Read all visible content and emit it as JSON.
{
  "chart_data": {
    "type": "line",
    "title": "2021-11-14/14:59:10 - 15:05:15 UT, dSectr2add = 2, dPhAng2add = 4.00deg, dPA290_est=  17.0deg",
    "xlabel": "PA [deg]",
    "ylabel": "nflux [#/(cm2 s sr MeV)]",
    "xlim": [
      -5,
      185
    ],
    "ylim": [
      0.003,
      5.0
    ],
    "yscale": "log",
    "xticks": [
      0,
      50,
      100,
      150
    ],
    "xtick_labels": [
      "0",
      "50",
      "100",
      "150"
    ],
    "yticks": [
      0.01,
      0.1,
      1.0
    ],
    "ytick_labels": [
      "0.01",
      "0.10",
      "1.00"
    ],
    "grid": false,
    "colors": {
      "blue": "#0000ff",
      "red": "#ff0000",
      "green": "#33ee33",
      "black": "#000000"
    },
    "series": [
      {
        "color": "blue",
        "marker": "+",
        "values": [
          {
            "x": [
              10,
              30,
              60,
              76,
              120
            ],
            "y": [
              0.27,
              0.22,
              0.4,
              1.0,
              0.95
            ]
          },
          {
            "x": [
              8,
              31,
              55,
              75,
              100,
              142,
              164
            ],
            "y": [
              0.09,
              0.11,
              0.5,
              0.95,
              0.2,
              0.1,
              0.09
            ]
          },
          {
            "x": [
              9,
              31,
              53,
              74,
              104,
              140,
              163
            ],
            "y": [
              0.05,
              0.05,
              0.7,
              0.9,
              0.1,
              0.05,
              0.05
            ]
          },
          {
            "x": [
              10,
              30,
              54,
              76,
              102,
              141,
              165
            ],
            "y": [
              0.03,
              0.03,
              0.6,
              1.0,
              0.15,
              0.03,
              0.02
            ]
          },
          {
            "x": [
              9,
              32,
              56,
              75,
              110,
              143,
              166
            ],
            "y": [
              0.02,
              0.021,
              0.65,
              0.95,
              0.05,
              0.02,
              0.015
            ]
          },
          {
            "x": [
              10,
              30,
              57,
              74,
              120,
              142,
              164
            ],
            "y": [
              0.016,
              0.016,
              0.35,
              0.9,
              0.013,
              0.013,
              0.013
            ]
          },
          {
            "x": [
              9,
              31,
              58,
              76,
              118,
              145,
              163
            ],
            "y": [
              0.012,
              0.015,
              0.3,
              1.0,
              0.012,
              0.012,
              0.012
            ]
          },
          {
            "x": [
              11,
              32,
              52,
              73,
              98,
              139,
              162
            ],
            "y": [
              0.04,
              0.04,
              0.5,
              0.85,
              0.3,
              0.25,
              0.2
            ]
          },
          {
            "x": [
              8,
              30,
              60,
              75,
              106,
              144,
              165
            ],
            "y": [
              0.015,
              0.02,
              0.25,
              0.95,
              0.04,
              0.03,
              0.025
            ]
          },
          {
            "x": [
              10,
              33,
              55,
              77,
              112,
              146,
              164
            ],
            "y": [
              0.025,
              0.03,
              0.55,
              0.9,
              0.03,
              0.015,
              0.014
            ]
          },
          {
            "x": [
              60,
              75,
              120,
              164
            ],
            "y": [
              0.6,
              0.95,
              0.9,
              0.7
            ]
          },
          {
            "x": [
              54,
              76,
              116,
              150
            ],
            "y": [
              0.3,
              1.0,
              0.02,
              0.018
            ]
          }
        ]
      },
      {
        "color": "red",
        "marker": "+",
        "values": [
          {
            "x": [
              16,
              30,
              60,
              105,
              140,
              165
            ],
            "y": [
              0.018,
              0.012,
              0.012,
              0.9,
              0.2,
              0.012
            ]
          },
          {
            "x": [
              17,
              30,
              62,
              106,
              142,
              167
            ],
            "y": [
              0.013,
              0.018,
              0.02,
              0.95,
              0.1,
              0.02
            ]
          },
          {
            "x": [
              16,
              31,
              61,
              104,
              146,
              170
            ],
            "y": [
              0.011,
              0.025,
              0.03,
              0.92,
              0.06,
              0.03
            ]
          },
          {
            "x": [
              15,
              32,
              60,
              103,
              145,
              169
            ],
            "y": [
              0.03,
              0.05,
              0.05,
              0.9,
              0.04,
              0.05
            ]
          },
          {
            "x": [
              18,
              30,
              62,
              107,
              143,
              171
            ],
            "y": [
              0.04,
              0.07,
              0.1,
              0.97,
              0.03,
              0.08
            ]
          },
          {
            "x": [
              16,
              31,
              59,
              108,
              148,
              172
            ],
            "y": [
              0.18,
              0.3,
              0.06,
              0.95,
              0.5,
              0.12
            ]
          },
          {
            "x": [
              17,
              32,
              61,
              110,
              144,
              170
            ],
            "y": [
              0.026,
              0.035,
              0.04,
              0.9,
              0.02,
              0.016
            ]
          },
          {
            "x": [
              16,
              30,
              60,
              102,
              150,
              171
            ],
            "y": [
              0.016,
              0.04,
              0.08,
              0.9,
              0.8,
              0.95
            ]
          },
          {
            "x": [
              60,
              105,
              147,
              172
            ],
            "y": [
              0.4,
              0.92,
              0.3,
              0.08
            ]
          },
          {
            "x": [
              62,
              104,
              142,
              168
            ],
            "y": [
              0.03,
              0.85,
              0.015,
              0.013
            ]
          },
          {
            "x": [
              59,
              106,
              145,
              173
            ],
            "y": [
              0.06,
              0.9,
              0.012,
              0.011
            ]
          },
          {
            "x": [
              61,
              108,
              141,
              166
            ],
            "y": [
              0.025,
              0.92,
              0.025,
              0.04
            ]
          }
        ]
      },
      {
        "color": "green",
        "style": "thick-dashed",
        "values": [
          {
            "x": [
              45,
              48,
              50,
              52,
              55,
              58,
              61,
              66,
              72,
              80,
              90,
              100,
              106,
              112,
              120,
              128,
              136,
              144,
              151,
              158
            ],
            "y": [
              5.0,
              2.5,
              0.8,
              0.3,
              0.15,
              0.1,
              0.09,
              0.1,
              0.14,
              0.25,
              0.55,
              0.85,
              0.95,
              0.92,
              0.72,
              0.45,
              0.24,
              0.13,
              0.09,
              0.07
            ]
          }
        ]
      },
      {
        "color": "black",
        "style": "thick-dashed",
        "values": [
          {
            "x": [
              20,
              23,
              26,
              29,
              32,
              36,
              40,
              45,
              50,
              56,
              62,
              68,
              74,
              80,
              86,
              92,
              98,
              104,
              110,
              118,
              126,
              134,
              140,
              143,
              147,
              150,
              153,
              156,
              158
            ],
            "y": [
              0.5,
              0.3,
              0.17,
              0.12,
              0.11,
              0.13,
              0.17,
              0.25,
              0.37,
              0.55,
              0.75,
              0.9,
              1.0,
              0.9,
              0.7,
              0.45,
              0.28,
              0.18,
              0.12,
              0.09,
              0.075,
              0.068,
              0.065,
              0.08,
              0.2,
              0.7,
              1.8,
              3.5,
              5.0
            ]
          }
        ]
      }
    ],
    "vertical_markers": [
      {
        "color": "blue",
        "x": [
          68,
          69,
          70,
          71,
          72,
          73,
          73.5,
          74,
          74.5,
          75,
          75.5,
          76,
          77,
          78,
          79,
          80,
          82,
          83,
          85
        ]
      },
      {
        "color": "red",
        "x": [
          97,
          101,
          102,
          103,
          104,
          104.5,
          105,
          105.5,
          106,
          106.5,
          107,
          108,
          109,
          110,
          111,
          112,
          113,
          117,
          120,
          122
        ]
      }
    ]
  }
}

##########

Challenge: Your task is to extract all of the records exactly.

Correct response:
Read all visible content and emit it as JSON.
{
  "chart_data": {
    "type": "line",
    "title": "2021-11-14/14:59:10 - 15:05:15 UT, dSectr2add = 2, dPhAng2add = 4.00deg, dPA290_est=  17.0deg",
    "xlabel": "PA [deg]",
    "ylabel": "nflux [#/(cm2 s sr MeV)]",
    "xlim": [
      -5,
      185
    ],
    "ylim": [
      0.003,
      5.0
    ],
    "yscale": "log",
    "xticks": [
      0,
      50,
      100,
      150
    ],
    "xtick_labels": [
      "0",
      "50",
      "100",
      "150"
    ],
    "yticks": [
      0.01,
      0.1,
      1.0
    ],
    "ytick_labels": [
      "0.01",
      "0.10",
      "1.00"
    ],
    "grid": false,
    "colors": {
      "blue": "#0000ff",
      "red": "#ff0000",
      "green": "#33ee33",
      "black": "#000000"
    },
    "series": [
      {
        "color": "blue",
        "marker": "+",
        "values": [
          {
            "x": [
              10,
              30,
              60,
              76,
              120
            ],
            "y": [
              0.27,
              0.22,
              0.4,
              1.0,
              0.95
            ]
          },
          {
            "x": [
              8,
              31,
              55,
              75,
              100,
              142,
              164
            ],
            "y": [
              0.09,
              0.11,
              0.5,
              0.95,
              0.2,
              0.1,
              0.09
            ]
          },
          {
            "x": [
              9,
              31,
              53,
              74,
              104,
              140,
              163
            ],
            "y": [
              0.05,
              0.05,
              0.7,
              0.9,
              0.1,
              0.05,
              0.05
            ]
          },
          {
            "x": [
              10,
              30,
              54,
              76,
              102,
              141,
              165
            ],
            "y": [
              0.03,
              0.03,
              0.6,
              1.0,
              0.15,
              0.03,
              0.02
            ]
          },
          {
            "x": [
              9,
              32,
              56,
              75,
              110,
              143,
              166
            ],
            "y": [
              0.02,
              0.021,
              0.65,
              0.95,
              0.05,
              0.02,
              0.015
            ]
          },
          {
            "x": [
              10,
              30,
              57,
              74,
              120,
              142,
              164
            ],
            "y": [
              0.016,
              0.016,
              0.35,
              0.9,
              0.013,
              0.013,
              0.013
            ]
          },
          {
            "x": [
              9,
              31,
              58,
              76,
              118,
              145,
              163
            ],
            "y": [
              0.012,
              0.015,
              0.3,
              1.0,
              0.012,
              0.012,
              0.012
            ]
          },
          {
            "x": [
              11,
              32,
              52,
              73,
              98,
              139,
              162
            ],
            "y": [
              0.04,
              0.04,
              0.5,
              0.85,
              0.3,
              0.25,
              0.2
            ]
          },
          {
            "x": [
              8,
              30,
              60,
              75,
              106,
              144,
              165
            ],
            "y": [
              0.015,
              0.02,
              0.25,
              0.95,
              0.04,
              0.03,
              0.025
            ]
          },
          {
            "x": [
              10,
              33,
              55,
              77,
              112,
              146,
              164
            ],
            "y": [
              0.025,
              0.03,
              0.55,
              0.9,
              0.03,
              0.015,
              0.014
            ]
          },
          {
            "x": [
              60,
              75,
              120,
              164
            ],
            "y": [
              0.6,
              0.95,
              0.9,
              0.7
            ]
          },
          {
            "x": [
              54,
              76,
              116,
              150
            ],
            "y": [
              0.3,
              1.0,
              0.02,
              0.018
            ]
          }
        ]
      },
      {
        "color": "red",
        "marker": "+",
        "values": [
          {
            "x": [
              16,
              30,
              60,
              105,
              140,
              165
            ],
            "y": [
              0.018,
              0.012,
              0.012,
              0.9,
              0.2,
              0.012
            ]
          },
          {
            "x": [
              17,
              30,
              62,
              106,
              142,
              167
            ],
            "y": [
              0.013,
              0.018,
              0.02,
              0.95,
              0.1,
              0.02
            ]
          },
          {
            "x": [
              16,
              31,
              61,
              104,
              146,
              170
            ],
            "y": [
              0.011,
              0.025,
              0.03,
              0.92,
              0.06,
              0.03
            ]
          },
          {
            "x": [
              15,
              32,
              60,
              103,
              145,
              169
            ],
            "y": [
              0.03,
              0.05,
              0.05,
              0.9,
              0.04,
              0.05
            ]
          },
          {
            "x": [
              18,
              30,
              62,
              107,
              143,
              171
            ],
            "y": [
              0.04,
              0.07,
              0.1,
              0.97,
              0.03,
              0.08
            ]
          },
          {
            "x": [
              16,
              31,
              59,
              108,
              148,
              172
            ],
            "y": [
              0.18,
              0.3,
              0.06,
              0.95,
              0.5,
              0.12
            ]
          },
          {
            "x": [
              17,
              32,
              61,
              110,
              144,
              170
            ],
            "y": [
              0.026,
              0.035,
              0.04,
              0.9,
              0.02,
              0.016
            ]
          },
          {
            "x": [
              16,
              30,
              60,
              102,
              150,
              171
            ],
            "y": [
              0.016,
              0.04,
              0.08,
              0.9,
              0.8,
              0.95
            ]
          },
          {
            "x": [
              60,
              105,
              147,
              172
            ],
            "y": [
              0.4,
              0.92,
              0.3,
              0.08
            ]
          },
          {
            "x": [
              62,
              104,
              142,
              168
            ],
            "y": [
              0.03,
              0.85,
              0.015,
              0.013
            ]
          },
          {
            "x": [
              59,
              106,
              145,
              173
            ],
            "y": [
              0.06,
              0.9,
              0.012,
              0.011
            ]
          },
          {
            "x": [
              61,
              108,
              141,
              166
            ],
            "y": [
              0.025,
              0.92,
              0.025,
              0.04
            ]
          }
        ]
      },
      {
        "color": "green",
        "style": "thick-dashed",
        "values": [
          {
            "x": [
              45,
              48,
              50,
              52,
              55,
              58,
              61,
              66,
              72,
              80,
              90,
              100,
              106,
              112,
              120,
              128,
              136,
              144,
              151,
              158
            ],
            "y": [
              5.0,
              2.5,
              0.8,
              0.3,
              0.15,
              0.1,
              0.09,
              0.1,
              0.14,
              0.25,
              0.55,
              0.85,
              0.95,
              0.92,
              0.72,
              0.45,
              0.24,
              0.13,
              0.09,
              0.07
            ]
          }
        ]
      },
      {
        "color": "black",
        "style": "thick-dashed",
        "values": [
          {
            "x": [
              20,
              23,
              26,
              29,
              32,
              36,
              40,
              45,
              50,
              56,
              62,
              68,
              74,
              80,
              86,
              92,
              98,
              104,
              110,
              118,
              126,
              134,
              140,
              143,
              147,
              150,
              153,
              156,
              158
            ],
            "y": [
              0.5,
              0.3,
              0.17,
              0.12,
              0.11,
              0.13,
              0.17,
              0.25,
              0.37,
              0.55,
              0.75,
              0.9,
              1.0,
              0.9,
              0.7,
              0.45,
              0.28,
              0.18,
              0.12,
              0.09,
              0.075,
              0.068,
              0.065,
              0.08,
              0.2,
              0.7,
              1.8,
              3.5,
              5.0
            ]
          }
        ]
      }
    ],
    "vertical_markers": [
      {
        "color": "blue",
        "x": [
          68,
          69,
          70,
          71,
          72,
          73,
          73.5,
          74,
          74.5,
          75,
          75.5,
          76,
          77,
          78,
          79,
          80,
          82,
          83,
          85
        ]
      },
      {
        "color": "red",
        "x": [
          97,
          101,
          102,
          103,
          104,
          104.5,
          105,
          105.5,
          106,
          106.5,
          107,
          108,
          109,
          110,
          111,
          112,
          113,
          117,
          120,
          122
        ]
      }
    ]
  }
}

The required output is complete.